Aim ▸
Print all entries word for word.

Provided material ▸

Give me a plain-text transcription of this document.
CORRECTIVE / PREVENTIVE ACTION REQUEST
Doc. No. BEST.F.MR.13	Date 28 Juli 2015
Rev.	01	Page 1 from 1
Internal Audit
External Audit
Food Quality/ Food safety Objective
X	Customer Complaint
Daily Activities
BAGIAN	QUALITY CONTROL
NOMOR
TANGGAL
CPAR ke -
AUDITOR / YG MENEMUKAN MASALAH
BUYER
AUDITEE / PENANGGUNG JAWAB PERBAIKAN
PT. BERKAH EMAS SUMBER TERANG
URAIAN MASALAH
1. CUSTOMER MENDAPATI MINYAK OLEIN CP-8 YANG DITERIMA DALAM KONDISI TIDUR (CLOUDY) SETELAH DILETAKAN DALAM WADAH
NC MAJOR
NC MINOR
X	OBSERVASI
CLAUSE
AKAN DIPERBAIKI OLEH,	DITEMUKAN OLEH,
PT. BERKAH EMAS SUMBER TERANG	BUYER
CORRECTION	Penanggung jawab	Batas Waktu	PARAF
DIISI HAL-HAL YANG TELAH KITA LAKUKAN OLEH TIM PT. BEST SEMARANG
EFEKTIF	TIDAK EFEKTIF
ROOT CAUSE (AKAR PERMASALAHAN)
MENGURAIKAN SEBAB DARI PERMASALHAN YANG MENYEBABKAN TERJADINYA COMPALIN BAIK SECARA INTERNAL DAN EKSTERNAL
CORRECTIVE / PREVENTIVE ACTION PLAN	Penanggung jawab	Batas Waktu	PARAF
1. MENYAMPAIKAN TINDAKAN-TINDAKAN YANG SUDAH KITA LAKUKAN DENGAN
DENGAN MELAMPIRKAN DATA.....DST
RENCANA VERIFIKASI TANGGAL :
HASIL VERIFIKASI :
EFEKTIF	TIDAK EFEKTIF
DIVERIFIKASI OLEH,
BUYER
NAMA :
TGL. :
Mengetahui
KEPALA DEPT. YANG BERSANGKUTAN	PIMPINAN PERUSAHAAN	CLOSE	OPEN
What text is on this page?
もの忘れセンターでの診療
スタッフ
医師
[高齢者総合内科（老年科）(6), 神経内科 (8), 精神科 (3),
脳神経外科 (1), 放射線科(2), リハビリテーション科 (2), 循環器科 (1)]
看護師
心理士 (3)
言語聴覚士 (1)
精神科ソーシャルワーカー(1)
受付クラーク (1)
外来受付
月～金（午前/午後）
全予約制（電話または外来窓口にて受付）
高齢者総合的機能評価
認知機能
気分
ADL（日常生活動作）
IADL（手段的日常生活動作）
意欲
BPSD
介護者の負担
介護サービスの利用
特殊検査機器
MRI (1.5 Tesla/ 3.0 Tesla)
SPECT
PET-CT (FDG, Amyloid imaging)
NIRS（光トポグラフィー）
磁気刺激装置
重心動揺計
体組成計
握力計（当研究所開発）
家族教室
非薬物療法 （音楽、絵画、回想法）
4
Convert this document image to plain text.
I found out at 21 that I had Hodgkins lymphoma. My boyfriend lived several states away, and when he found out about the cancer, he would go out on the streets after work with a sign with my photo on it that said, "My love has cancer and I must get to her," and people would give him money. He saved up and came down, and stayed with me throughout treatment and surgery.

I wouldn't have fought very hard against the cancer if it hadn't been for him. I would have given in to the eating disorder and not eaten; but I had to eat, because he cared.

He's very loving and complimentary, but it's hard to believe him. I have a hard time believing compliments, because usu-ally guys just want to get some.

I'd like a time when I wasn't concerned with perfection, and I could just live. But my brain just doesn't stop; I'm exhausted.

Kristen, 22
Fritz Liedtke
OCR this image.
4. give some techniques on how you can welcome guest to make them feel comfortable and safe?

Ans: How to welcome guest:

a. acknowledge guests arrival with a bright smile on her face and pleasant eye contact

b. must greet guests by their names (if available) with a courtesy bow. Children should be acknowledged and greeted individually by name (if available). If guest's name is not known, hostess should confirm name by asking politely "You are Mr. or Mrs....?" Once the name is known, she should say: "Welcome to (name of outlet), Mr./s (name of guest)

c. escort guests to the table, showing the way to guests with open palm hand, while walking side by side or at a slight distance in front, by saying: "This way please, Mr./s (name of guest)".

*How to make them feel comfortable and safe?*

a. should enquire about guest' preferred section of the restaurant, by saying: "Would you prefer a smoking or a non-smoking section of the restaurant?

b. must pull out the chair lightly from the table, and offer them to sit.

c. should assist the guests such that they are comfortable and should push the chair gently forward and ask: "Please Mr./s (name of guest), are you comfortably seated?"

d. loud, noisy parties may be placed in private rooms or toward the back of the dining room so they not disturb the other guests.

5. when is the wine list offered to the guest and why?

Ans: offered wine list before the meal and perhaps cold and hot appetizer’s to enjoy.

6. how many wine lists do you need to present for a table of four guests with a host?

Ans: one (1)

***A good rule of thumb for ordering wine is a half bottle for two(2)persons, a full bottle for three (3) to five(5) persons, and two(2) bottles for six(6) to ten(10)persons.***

Solved exercise ▸
Give me a plain-text transcription of this document.
CORRECTIVE / PREVENTIVE ACTION REQUEST
Doc. No. BEST.F.MR.13	Date 28 Juli 2015
Rev.	01	Page 1 from 1
Internal Audit
External Audit
Food Quality/ Food safety Objective
X	Customer Complaint
Daily Activities
BAGIAN	QUALITY CONTROL
NOMOR
TANGGAL
CPAR ke -
AUDITOR / YG MENEMUKAN MASALAH
BUYER
AUDITEE / PENANGGUNG JAWAB PERBAIKAN
PT. BERKAH EMAS SUMBER TERANG
URAIAN MASALAH
1. CUSTOMER MENDAPATI MINYAK OLEIN CP-8 YANG DITERIMA DALAM KONDISI TIDUR (CLOUDY) SETELAH DILETAKAN DALAM WADAH
NC MAJOR
NC MINOR
X	OBSERVASI
CLAUSE
AKAN DIPERBAIKI OLEH,	DITEMUKAN OLEH,
PT. BERKAH EMAS SUMBER TERANG	BUYER
CORRECTION	Penanggung jawab	Batas Waktu	PARAF
DIISI HAL-HAL YANG TELAH KITA LAKUKAN OLEH TIM PT. BEST SEMARANG
EFEKTIF	TIDAK EFEKTIF
ROOT CAUSE (AKAR PERMASALAHAN)
MENGURAIKAN SEBAB DARI PERMASALHAN YANG MENYEBABKAN TERJADINYA COMPALIN BAIK SECARA INTERNAL DAN EKSTERNAL
CORRECTIVE / PREVENTIVE ACTION PLAN	Penanggung jawab	Batas Waktu	PARAF
1. MENYAMPAIKAN TINDAKAN-TINDAKAN YANG SUDAH KITA LAKUKAN DENGAN
DENGAN MELAMPIRKAN DATA.....DST
RENCANA VERIFIKASI TANGGAL :
HASIL VERIFIKASI :
EFEKTIF	TIDAK EFEKTIF
DIVERIFIKASI OLEH,
BUYER
NAMA :
TGL. :
Mengetahui
KEPALA DEPT. YANG BERSANGKUTAN	PIMPINAN PERUSAHAAN	CLOSE	OPEN
What text is on this page?
もの忘れセンターでの診療
スタッフ
医師
[高齢者総合内科（老年科）(6), 神経内科 (8), 精神科 (3),
脳神経外科 (1), 放射線科(2), リハビリテーション科 (2), 循環器科 (1)]
看護師
心理士 (3)
言語聴覚士 (1)
精神科ソーシャルワーカー(1)
受付クラーク (1)
外来受付
月～金（午前/午後）
全予約制（電話または外来窓口にて受付）
高齢者総合的機能評価
認知機能
気分
ADL（日常生活動作）
IADL（手段的日常生活動作）
意欲
BPSD
介護者の負担
介護サービスの利用
特殊検査機器
MRI (1.5 Tesla/ 3.0 Tesla)
SPECT
PET-CT (FDG, Amyloid imaging)
NIRS（光トポグラフィー）
磁気刺激装置
重心動揺計
体組成計
握力計（当研究所開発）
家族教室
非薬物療法 （音楽、絵画、回想法）
4
Convert this document image to plain text.
I found out at 21 that I had Hodgkins lymphoma. My boyfriend lived several states away, and when he found out about the cancer, he would go out on the streets after work with a sign with my photo on it that said, "My love has cancer and I must get to her," and people would give him money. He saved up and came down, and stayed with me throughout treatment and surgery.

I wouldn't have fought very hard against the cancer if it hadn't been for him. I would have given in to the eating disorder and not eaten; but I had to eat, because he cared.

He's very loving and complimentary, but it's hard to believe him. I have a hard time believing compliments, because usu-ally guys just want to get some.

I'd like a time when I wasn't concerned with perfection, and I could just live. But my brain just doesn't stop; I'm exhausted.

Kristen, 22
Fritz Liedtke
OCR this image.
4. give some techniques on how you can welcome guest to make them feel comfortable and safe?

Ans: How to welcome guest:

a. acknowledge guests arrival with a bright smile on her face and pleasant eye contact

b. must greet guests by their names (if available) with a courtesy bow. Children should be acknowledged and greeted individually by name (if available). If guest's name is not known, hostess should confirm name by asking politely "You are Mr. or Mrs....?" Once the name is known, she should say: "Welcome to (name of outlet), Mr./s (name of guest)

c. escort guests to the table, showing the way to guests with open palm hand, while walking side by side or at a slight distance in front, by saying: "This way please, Mr./s (name of guest)".

*How to make them feel comfortable and safe?*

a. should enquire about guest' preferred section of the restaurant, by saying: "Would you prefer a smoking or a non-smoking section of the restaurant?

b. must pull out the chair lightly from the table, and offer them to sit.

c. should assist the guests such that they are comfortable and should push the chair gently forward and ask: "Please Mr./s (name of guest), are you comfortably seated?"

d. loud, noisy parties may be placed in private rooms or toward the back of the dining room so they not disturb the other guests.

5. when is the wine list offered to the guest and why?

Ans: offered wine list before the meal and perhaps cold and hot appetizer’s to enjoy.

6. how many wine lists do you need to present for a table of four guests with a host?

Ans: one (1)

***A good rule of thumb for ordering wine is a half bottle for two(2)persons, a full bottle for three (3) to five(5) persons, and two(2) bottles for six(6) to ten(10)persons.***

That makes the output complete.